§ Description of the task: Write out all of the lines below, exactly and completely.
** BEGIN Dataset rows **
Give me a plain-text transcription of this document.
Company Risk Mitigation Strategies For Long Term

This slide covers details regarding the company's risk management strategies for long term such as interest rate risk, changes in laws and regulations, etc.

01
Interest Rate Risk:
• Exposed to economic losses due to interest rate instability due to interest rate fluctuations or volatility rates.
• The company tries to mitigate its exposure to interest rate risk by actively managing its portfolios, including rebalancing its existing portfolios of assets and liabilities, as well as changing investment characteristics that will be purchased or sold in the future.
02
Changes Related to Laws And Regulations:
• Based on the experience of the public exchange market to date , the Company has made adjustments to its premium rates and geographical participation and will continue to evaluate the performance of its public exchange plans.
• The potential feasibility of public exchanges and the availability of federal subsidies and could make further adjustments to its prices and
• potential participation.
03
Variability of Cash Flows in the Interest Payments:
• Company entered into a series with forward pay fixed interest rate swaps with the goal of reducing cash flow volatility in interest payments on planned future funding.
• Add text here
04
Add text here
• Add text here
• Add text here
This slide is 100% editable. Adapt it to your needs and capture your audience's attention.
** END Dataset rows **
§ Answer to the exercise:
Give me a plain-text transcription of this document.
Company Risk Mitigation Strategies For Long Term

This slide covers details regarding the company's risk management strategies for long term such as interest rate risk, changes in laws and regulations, etc.

01
Interest Rate Risk:
• Exposed to economic losses due to interest rate instability due to interest rate fluctuations or volatility rates.
• The company tries to mitigate its exposure to interest rate risk by actively managing its portfolios, including rebalancing its existing portfolios of assets and liabilities, as well as changing investment characteristics that will be purchased or sold in the future.
02
Changes Related to Laws And Regulations:
• Based on the experience of the public exchange market to date , the Company has made adjustments to its premium rates and geographical participation and will continue to evaluate the performance of its public exchange plans.
• The potential feasibility of public exchanges and the availability of federal subsidies and could make further adjustments to its prices and
• potential participation.
03
Variability of Cash Flows in the Interest Payments:
• Company entered into a series with forward pay fixed interest rate swaps with the goal of reducing cash flow volatility in interest payments on planned future funding.
• Add text here
04
Add text here
• Add text here
• Add text here
This slide is 100% editable. Adapt it to your needs and capture your audience's attention.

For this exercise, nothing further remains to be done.